12 OCAK 2008 Mecidiyeköy / Halid YAŞAR
El-hamdü lillahi Rabb-il-alemin, ves-salatü ves-selamü ala seyyidina Muhammedin ve alihi ve sahabihi ecmain.
BİAT
Lugat anlamı: Bağlılığını, itimadını bildirmek. Birisinin hakemliğini veya hükümdarlığını kabul etmek. El tutarak bağlılığını alelen izhar etmek.
Bağlılığını tazelemek.Anlamına gelir.
Ayet-i kerime,de '' Şüphe yok, sana biat edenler muhakkak ki Allah'a biat ederler. Allah'ın eli, (kudret ve azemeti) onların ellerinin üstündedir.
Artık kim ahdini bozarsa kendi aleyhine bozmuş olur ve her kim de Allah ile üzerine sözleşmede bulunduğu şeyi yerine getirirse ona da
Allah büyük bir mükafat verecektir.'' buyrulmaktadır. Fetih 10,cu ayet.

• • •

▸ **Görev amacı**
Biat konusundaki metinde "12 OCAK 2008" ifadesinin geçtiği yerden başlayan ve "alelen izhar etmek." ifadesinden sonra biten bölümü lütfen harfi harfine kopyalayın.

▸ **Kaydedilen veriler**
• • •

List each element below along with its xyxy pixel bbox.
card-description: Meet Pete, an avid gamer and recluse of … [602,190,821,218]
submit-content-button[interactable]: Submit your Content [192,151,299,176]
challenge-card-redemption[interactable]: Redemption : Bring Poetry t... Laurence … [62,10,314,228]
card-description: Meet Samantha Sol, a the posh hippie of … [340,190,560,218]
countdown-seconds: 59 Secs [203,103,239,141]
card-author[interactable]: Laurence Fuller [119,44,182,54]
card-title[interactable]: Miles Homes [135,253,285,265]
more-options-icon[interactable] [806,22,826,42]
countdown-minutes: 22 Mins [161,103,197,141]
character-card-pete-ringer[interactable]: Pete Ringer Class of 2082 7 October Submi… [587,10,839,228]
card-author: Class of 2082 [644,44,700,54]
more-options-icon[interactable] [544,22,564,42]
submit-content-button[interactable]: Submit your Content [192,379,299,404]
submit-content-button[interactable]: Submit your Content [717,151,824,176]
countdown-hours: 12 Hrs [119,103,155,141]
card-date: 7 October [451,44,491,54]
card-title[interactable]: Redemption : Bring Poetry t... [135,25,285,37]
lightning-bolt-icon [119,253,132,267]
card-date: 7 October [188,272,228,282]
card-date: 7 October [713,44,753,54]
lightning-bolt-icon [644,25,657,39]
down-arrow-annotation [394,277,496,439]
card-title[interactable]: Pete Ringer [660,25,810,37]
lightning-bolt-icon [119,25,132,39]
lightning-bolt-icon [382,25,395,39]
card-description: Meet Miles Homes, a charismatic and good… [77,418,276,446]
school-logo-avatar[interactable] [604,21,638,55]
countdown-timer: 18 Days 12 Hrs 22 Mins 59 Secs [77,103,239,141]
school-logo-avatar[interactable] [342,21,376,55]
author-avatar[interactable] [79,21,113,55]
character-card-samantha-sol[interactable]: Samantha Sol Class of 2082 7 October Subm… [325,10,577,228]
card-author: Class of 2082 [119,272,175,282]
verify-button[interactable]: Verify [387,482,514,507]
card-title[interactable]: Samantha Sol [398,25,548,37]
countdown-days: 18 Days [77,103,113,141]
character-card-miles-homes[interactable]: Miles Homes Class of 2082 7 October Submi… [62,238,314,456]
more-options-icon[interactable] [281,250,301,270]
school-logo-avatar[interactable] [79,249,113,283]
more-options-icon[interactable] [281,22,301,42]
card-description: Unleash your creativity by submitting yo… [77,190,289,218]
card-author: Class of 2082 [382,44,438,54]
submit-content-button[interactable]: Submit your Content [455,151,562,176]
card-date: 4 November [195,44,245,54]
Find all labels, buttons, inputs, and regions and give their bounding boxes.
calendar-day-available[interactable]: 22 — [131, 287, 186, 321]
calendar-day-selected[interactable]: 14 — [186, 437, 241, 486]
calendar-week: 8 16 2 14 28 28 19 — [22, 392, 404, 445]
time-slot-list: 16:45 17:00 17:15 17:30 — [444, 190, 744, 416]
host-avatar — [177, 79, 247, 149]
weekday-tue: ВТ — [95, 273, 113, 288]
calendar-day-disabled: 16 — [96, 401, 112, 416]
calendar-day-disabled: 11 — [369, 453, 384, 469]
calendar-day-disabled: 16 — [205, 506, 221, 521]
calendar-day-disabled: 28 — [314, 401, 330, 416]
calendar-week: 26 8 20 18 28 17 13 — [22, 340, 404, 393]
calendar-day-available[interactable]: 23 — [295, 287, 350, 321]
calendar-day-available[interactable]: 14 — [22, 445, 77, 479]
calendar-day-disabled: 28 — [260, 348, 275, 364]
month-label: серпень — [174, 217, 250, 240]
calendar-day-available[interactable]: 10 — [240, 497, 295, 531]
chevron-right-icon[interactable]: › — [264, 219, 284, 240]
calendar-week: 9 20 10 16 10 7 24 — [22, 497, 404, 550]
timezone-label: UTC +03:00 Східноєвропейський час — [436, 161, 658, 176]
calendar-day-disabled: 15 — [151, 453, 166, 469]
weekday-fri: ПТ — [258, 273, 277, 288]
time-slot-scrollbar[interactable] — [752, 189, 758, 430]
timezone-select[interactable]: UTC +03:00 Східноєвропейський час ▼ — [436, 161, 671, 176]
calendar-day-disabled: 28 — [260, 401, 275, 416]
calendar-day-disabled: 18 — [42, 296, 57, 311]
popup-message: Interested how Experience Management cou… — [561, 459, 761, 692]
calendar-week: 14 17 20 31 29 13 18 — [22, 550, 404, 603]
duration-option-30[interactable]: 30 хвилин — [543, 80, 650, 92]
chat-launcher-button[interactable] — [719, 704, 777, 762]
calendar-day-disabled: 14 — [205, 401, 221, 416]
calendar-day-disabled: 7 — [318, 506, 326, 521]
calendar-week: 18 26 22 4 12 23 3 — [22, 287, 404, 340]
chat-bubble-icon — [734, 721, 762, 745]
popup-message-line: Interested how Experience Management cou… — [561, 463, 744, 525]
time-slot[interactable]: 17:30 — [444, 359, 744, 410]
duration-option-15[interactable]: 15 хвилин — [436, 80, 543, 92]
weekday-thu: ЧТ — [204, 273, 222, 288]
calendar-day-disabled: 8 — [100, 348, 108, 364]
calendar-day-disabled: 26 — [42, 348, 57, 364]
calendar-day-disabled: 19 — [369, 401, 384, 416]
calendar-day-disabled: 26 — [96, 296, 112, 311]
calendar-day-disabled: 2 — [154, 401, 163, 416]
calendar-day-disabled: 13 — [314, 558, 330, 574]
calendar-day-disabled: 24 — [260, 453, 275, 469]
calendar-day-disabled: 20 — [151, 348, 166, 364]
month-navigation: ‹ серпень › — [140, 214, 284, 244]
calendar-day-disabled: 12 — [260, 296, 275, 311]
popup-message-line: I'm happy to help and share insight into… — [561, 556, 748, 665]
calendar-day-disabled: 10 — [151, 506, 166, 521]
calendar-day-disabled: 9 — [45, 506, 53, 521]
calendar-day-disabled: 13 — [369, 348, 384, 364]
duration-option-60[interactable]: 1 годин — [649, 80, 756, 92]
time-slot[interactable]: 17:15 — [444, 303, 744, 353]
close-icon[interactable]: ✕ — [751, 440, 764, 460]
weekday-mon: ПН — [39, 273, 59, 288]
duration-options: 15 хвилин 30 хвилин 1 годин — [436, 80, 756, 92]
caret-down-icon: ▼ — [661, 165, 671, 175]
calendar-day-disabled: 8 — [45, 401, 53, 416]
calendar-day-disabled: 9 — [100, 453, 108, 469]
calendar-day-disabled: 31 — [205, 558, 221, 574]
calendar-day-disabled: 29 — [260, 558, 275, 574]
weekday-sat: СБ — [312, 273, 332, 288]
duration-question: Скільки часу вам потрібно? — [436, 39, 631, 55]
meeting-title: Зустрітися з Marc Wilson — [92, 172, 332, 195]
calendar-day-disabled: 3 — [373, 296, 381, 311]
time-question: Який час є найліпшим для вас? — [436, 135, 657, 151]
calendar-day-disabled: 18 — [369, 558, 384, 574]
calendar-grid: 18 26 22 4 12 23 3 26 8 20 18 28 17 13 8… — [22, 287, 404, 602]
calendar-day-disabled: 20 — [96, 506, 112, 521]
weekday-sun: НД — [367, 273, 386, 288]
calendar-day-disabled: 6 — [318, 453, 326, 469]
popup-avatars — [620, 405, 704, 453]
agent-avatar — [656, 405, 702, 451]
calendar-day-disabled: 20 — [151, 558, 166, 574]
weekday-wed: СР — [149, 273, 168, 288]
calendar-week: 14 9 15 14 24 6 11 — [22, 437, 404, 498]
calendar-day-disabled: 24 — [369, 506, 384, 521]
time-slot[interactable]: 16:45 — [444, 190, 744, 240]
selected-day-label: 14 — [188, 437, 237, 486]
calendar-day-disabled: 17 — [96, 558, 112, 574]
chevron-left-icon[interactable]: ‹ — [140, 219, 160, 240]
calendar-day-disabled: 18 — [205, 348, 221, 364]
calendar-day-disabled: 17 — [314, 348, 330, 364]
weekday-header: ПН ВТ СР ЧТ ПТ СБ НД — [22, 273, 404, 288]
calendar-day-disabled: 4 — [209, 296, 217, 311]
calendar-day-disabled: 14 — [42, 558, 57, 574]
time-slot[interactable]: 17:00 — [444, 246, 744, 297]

• • •

▸ **Çözümlü alıştırma**
12 OCAK 2008 Mecidiyeköy / Halid YAŞAR
El-hamdü lillahi Rabb-il-alemin, ves-salatü ves-selamü ala seyyidina Muhammedin ve alihi ve sahabihi ecmain.
BİAT
Lugat anlamı: Bağlılığını, itimadını bildirmek. Birisinin hakemliğini veya hükümdarlığını kabul etmek. El tutarak bağlılığını alelen izhar etmek.